## [Text extract]
##########
By November 24, Fahimi and Alex had scheduled a meeting in Austria. A fax, sent from the office of Twins Group, confirmed the details.

Agent Kriske sent ICE agents to Vienna, arranged plane tickets for himself and Alex, and coordinated with BVT, Austria's version of the FBI. He readied the paperwork necessary to transport one pair of night-vision goggles.


After their arrest in Austria, Gholikhan and Seif each pleaded guilty to one charge of trading defense articles without a license. It was the convenient thing to do, Gholikhan says now. Their punishment was a mere 28 days in prison and a small fine. The couple returned briefly to Dubai, but the United Arab Emirates deported them to Iran.

Between 2005 and 2007, U.S. agents tried to extradite Seif and Gholikhan to no avail. They sent out a "red notice" — an international arrest warrant — through Interpol, hoping the couple might be captured at borders.

So it was a surprise to almost everyone when, in December 2007, Shahrzad Mir Gholikhan popped up in Cyprus. Having heard the United States was looking for her, she called the U.S. Embassy, asked for a plane ticket, and voluntarily traveled to Miami. She sent her daughters, now 11 years old, to live with their grandparents in Iran. In her letter to New Times, she explained that she agreed to travel to Miami to clear her name. When she disembarked, five officers fingerprinted her and seized her passport and thousands of dollars in jewelry. She smoked two last cigarettes and was brought to the Federal Detention Center.
##########
## [Data shown]
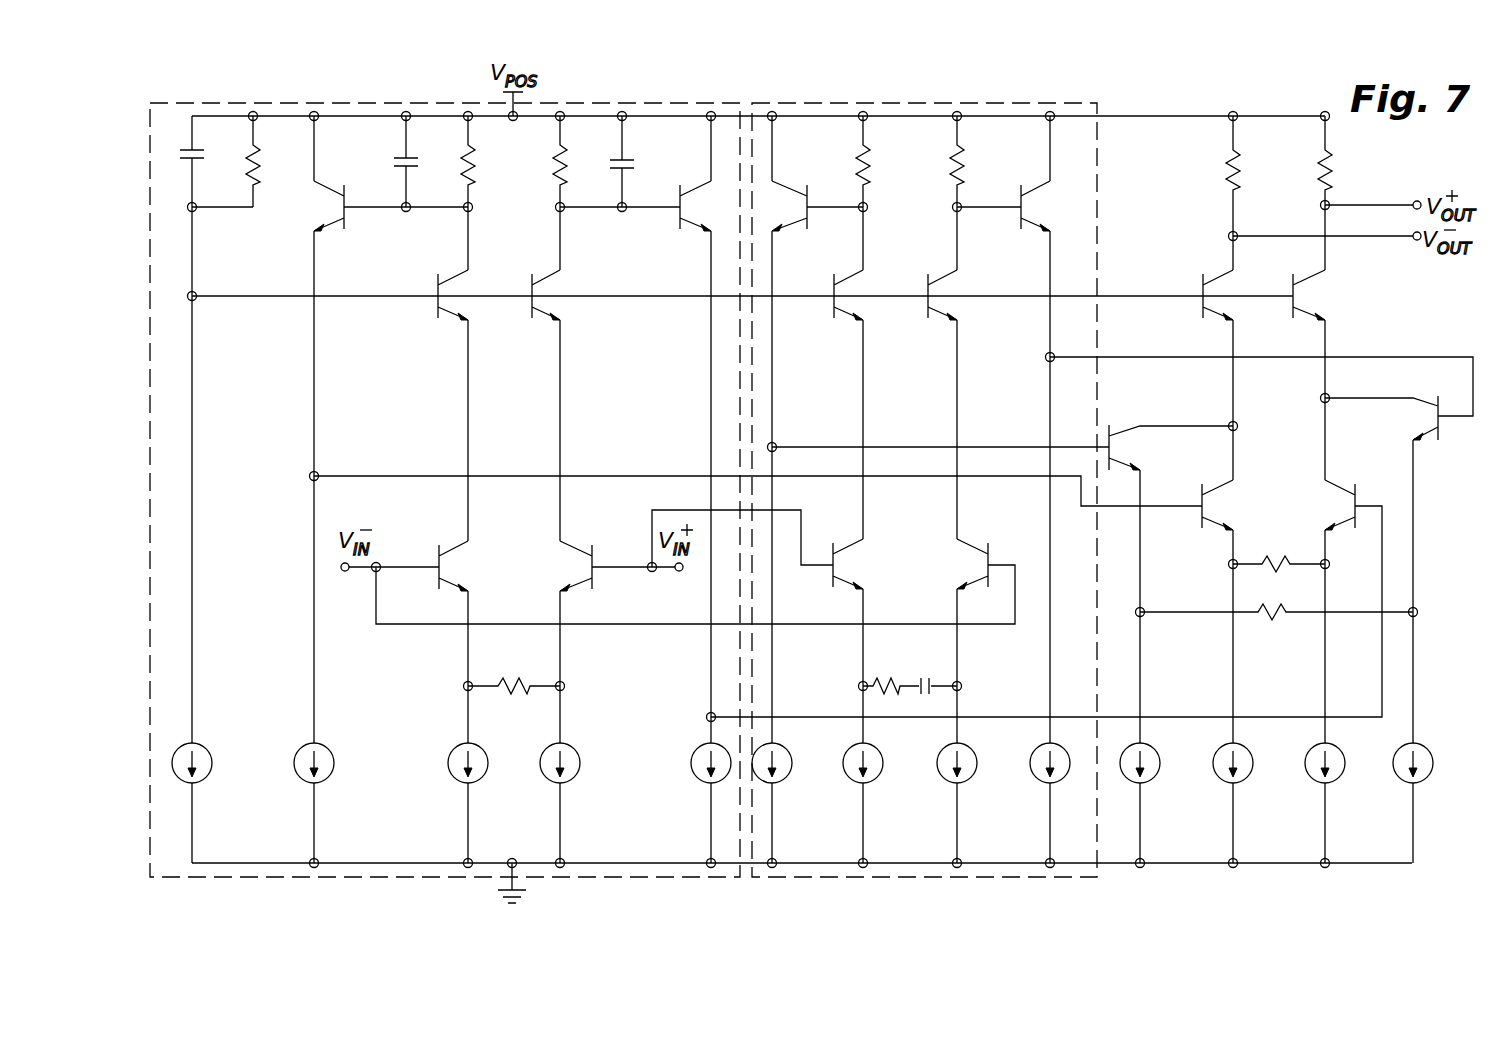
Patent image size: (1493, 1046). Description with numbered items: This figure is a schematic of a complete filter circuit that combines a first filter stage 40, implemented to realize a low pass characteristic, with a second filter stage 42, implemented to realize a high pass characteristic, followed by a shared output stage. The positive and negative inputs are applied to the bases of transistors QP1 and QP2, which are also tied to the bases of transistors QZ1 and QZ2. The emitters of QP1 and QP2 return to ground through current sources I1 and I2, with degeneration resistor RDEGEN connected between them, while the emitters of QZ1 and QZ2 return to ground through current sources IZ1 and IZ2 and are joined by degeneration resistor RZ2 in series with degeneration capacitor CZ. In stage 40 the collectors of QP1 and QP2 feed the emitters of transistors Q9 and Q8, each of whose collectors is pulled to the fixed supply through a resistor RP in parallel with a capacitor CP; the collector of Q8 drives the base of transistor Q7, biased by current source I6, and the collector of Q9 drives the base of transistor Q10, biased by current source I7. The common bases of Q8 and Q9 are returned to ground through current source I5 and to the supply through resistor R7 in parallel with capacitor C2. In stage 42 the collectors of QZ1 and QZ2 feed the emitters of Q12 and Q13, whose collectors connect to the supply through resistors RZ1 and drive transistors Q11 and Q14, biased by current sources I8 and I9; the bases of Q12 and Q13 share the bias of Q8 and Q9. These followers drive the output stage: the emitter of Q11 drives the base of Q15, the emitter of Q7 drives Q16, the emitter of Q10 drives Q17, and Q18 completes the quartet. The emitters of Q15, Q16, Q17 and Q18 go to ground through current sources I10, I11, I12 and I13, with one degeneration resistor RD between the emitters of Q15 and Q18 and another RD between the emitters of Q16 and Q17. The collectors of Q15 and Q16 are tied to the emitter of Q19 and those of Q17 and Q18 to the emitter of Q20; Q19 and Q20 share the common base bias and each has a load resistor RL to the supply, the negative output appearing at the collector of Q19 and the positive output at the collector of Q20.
##########
## [What is asked]
Pick up the news piece about Shahrzad Mir Gholikhan's case right after its last sentence and keep it going. The listing plays no part in what follows and can be left aside.

## [Written answer]
In spring 2008, the U.S. government offered Gholikhan a plea deal for time served. She accepted and pleaded guilty to one charge. Days later, at the sentencing hearing, the government said there had been a miscalculation. She would actually have to serve 29 months. Gholikhan balked and withdrew her plea. She would rather take her chances at trial on six charges: brokering the export of defense articles, exporting defense articles, attempting to export goods to Iran, and three related conspiracy charges.

At her first trial in September, she was represented by a court-appointed attorney and did not testify. The jury, unable to hear her voice and compare it to the one on Agent Kriske's recordings, could not agree on a verdict. A new trial was scheduled for December.

This time, Gholikhan chose to represent herself. She forsook regular clothes and appeared in front of the jury in her jail uniform: a set of khaki scrubs, white socks, and government-issued flip-flops.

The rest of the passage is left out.